Goal of the exercise
The reply should consist of every entry, repeated exactly.

Input material
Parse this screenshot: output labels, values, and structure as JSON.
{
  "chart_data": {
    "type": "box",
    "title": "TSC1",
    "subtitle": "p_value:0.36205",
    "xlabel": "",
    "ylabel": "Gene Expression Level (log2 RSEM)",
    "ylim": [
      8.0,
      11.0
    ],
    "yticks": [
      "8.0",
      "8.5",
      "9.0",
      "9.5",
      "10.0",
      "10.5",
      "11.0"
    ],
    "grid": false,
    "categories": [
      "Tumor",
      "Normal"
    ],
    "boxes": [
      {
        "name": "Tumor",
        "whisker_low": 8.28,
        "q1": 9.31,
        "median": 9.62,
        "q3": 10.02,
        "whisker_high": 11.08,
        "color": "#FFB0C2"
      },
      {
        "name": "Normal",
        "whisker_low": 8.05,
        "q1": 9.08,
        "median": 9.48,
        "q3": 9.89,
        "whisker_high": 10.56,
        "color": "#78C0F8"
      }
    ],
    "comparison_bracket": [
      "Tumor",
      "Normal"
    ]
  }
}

Exercise result
Parse this screenshot: output labels, values, and structure as JSON.
{
  "chart_data": {
    "type": "box",
    "title": "TSC1",
    "subtitle": "p_value:0.36205",
    "xlabel": "",
    "ylabel": "Gene Expression Level (log2 RSEM)",
    "ylim": [
      8.0,
      11.0
    ],
    "yticks": [
      "8.0",
      "8.5",
      "9.0",
      "9.5",
      "10.0",
      "10.5",
      "11.0"
    ],
    "grid": false,
    "categories": [
      "Tumor",
      "Normal"
    ],
    "boxes": [
      {
        "name": "Tumor",
        "whisker_low": 8.28,
        "q1": 9.31,
        "median": 9.62,
        "q3": 10.02,
        "whisker_high": 11.08,
        "color": "#FFB0C2"
      },
      {
        "name": "Normal",
        "whisker_low": 8.05,
        "q1": 9.08,
        "median": 9.48,
        "q3": 9.89,
        "whisker_high": 10.56,
        "color": "#78C0F8"
      }
    ],
    "comparison_bracket": [
      "Tumor",
      "Normal"
    ]
  }
}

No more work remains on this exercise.